#### Set task
Rewrite every line of the items below as a numbered list, skipping blank lines and omitting the pictures.

#### Records for the exercise
>>

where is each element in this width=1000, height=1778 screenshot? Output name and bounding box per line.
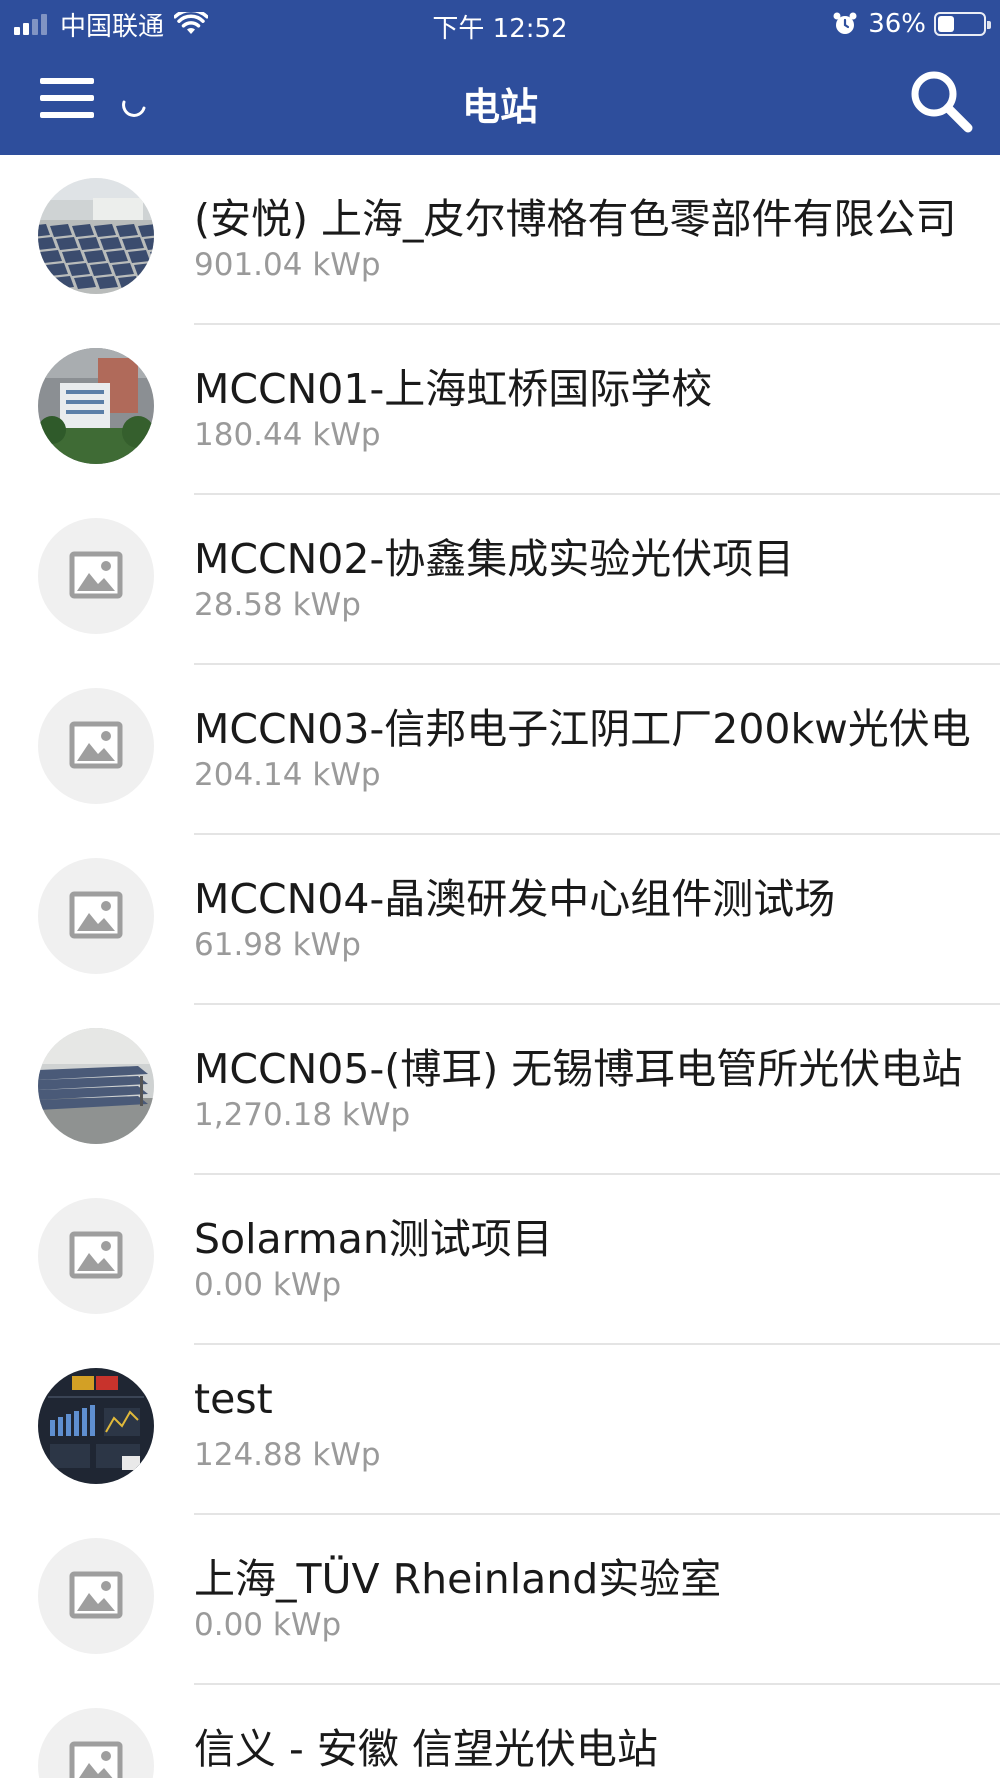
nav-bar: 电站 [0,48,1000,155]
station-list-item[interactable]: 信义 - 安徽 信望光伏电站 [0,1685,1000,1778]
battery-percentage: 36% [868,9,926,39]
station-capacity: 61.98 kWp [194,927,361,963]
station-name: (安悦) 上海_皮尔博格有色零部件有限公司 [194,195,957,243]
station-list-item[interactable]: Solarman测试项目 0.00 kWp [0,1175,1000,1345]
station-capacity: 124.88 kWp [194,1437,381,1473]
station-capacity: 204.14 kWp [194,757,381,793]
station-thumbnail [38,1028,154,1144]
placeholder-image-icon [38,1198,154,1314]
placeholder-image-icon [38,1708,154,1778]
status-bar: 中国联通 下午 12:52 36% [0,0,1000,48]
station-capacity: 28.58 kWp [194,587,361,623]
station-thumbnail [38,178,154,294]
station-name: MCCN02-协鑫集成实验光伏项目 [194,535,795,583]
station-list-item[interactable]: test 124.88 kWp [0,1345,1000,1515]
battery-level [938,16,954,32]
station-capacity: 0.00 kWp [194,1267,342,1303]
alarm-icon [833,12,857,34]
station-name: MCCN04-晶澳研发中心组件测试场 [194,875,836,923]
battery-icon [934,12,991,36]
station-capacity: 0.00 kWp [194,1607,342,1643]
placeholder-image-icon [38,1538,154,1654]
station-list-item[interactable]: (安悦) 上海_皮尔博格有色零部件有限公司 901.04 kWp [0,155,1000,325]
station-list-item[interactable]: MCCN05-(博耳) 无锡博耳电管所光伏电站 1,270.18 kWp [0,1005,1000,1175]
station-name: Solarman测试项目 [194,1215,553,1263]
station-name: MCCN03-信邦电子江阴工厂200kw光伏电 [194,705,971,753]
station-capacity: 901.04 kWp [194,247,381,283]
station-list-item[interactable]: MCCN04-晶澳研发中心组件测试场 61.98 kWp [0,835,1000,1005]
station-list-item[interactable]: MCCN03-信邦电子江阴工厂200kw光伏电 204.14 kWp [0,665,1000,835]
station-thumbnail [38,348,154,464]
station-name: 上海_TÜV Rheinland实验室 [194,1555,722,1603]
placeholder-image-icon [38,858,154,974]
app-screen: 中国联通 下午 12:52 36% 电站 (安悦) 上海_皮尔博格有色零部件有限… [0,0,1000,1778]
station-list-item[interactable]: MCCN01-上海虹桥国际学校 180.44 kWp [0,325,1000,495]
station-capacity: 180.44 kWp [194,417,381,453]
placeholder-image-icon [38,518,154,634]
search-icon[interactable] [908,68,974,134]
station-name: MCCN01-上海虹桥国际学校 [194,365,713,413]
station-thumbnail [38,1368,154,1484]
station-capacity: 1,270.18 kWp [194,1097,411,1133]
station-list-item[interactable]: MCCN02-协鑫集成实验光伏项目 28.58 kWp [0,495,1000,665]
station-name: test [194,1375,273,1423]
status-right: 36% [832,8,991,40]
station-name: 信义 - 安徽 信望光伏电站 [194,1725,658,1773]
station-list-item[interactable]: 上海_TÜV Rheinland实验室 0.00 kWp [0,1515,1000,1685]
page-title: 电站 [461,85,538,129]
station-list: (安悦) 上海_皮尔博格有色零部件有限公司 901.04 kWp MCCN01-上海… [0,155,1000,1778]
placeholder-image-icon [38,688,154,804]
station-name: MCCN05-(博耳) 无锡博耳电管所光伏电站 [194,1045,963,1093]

<<

#### Answer to the exercise
1. where is each element in this width=1000, height=1778 screenshot? Output name and bounding box per line.
2. nav-bar: 电站 [0,48,1000,155]
3. station-list-item[interactable]: 信义 - 安徽 信望光伏电站 [0,1685,1000,1778]
4. battery-percentage: 36% [868,9,926,39]
5. station-capacity: 61.98 kWp [194,927,361,963]
6. station-name: (安悦) 上海_皮尔博格有色零部件有限公司 [194,195,957,243]
7. station-list-item[interactable]: Solarman测试项目 0.00 kWp [0,1175,1000,1345]
8. station-capacity: 124.88 kWp [194,1437,381,1473]
9. station-capacity: 204.14 kWp [194,757,381,793]
10. station-thumbnail [38,1028,154,1144]
11. placeholder-image-icon [38,1198,154,1314]
12. placeholder-image-icon [38,1708,154,1778]
13. status-bar: 中国联通 下午 12:52 36% [0,0,1000,48]
14. station-capacity: 28.58 kWp [194,587,361,623]
15. station-thumbnail [38,178,154,294]
16. station-name: MCCN02-协鑫集成实验光伏项目 [194,535,795,583]
17. station-list-item[interactable]: test 124.88 kWp [0,1345,1000,1515]
18. battery-level [938,16,954,32]
19. station-capacity: 0.00 kWp [194,1267,342,1303]
20. alarm-icon [833,12,857,34]
21. station-name: MCCN04-晶澳研发中心组件测试场 [194,875,836,923]
22. battery-icon [934,12,991,36]
23. station-capacity: 0.00 kWp [194,1607,342,1643]
24. placeholder-image-icon [38,1538,154,1654]
25. station-list-item[interactable]: (安悦) 上海_皮尔博格有色零部件有限公司 901.04 kWp [0,155,1000,325]
26. station-list-item[interactable]: MCCN05-(博耳) 无锡博耳电管所光伏电站 1,270.18 kWp [0,1005,1000,1175]
27. station-name: Solarman测试项目 [194,1215,553,1263]
28. station-name: MCCN03-信邦电子江阴工厂200kw光伏电 [194,705,971,753]
29. station-capacity: 901.04 kWp [194,247,381,283]
30. station-list-item[interactable]: MCCN04-晶澳研发中心组件测试场 61.98 kWp [0,835,1000,1005]
31. station-list-item[interactable]: MCCN03-信邦电子江阴工厂200kw光伏电 204.14 kWp [0,665,1000,835]
32. station-thumbnail [38,348,154,464]
33. station-name: 上海_TÜV Rheinland实验室 [194,1555,722,1603]
34. placeholder-image-icon [38,858,154,974]
35. app-screen: 中国联通 下午 12:52 36% 电站 (安悦) 上海_皮尔博格有色零部件有限… [0,0,1000,1778]
36. station-list-item[interactable]: MCCN01-上海虹桥国际学校 180.44 kWp [0,325,1000,495]
37. station-capacity: 180.44 kWp [194,417,381,453]
38. placeholder-image-icon [38,518,154,634]
39. search-icon[interactable] [908,68,974,134]
40. station-name: MCCN01-上海虹桥国际学校 [194,365,713,413]
41. station-thumbnail [38,1368,154,1484]
42. station-capacity: 1,270.18 kWp [194,1097,411,1133]
43. station-list-item[interactable]: MCCN02-协鑫集成实验光伏项目 28.58 kWp [0,495,1000,665]
44. station-name: test [194,1375,273,1423]
45. status-right: 36% [832,8,991,40]
46. station-name: 信义 - 安徽 信望光伏电站 [194,1725,658,1773]
47. station-list-item[interactable]: 上海_TÜV Rheinland实验室 0.00 kWp [0,1515,1000,1685]
48. page-title: 电站 [461,85,538,129]
49. station-list: (安悦) 上海_皮尔博格有色零部件有限公司 901.04 kWp MCCN01-上海… [0,155,1000,1778]
50. placeholder-image-icon [38,688,154,804]
51. station-name: MCCN05-(博耳) 无锡博耳电管所光伏电站 [194,1045,963,1093]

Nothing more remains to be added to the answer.